[Collection entries]
○ ○ ○ ○ ○
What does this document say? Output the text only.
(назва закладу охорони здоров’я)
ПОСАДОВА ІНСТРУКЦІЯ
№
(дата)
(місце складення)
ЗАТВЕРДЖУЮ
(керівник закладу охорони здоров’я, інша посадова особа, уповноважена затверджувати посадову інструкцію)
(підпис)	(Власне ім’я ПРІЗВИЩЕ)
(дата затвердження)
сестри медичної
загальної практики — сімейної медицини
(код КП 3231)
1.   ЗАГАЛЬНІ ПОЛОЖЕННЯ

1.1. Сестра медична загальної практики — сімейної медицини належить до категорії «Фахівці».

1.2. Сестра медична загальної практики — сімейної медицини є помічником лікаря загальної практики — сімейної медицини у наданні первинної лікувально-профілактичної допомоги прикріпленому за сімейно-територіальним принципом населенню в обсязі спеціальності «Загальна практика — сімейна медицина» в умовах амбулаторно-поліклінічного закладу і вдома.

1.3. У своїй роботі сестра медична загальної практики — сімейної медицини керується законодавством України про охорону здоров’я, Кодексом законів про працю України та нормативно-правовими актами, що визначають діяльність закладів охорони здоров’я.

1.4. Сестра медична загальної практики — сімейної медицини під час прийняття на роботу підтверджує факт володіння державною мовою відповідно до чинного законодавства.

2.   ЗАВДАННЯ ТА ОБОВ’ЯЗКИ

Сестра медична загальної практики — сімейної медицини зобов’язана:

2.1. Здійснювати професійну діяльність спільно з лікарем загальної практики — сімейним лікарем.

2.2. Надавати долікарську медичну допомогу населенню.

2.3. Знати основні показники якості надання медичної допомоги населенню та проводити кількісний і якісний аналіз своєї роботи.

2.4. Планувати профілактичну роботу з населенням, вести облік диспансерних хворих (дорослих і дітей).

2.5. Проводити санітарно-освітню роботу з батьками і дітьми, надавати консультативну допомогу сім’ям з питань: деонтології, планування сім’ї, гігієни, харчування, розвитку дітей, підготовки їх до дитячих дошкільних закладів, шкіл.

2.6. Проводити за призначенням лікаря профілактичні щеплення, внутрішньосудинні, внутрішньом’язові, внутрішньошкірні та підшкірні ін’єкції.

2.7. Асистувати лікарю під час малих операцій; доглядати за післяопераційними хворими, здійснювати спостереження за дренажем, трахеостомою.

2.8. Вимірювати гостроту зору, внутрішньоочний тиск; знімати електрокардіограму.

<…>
○ ○ ○ ○ ○
Exercise requirements - State the number of lines that contain the string "загальної", with no other words.

Finished answer - 7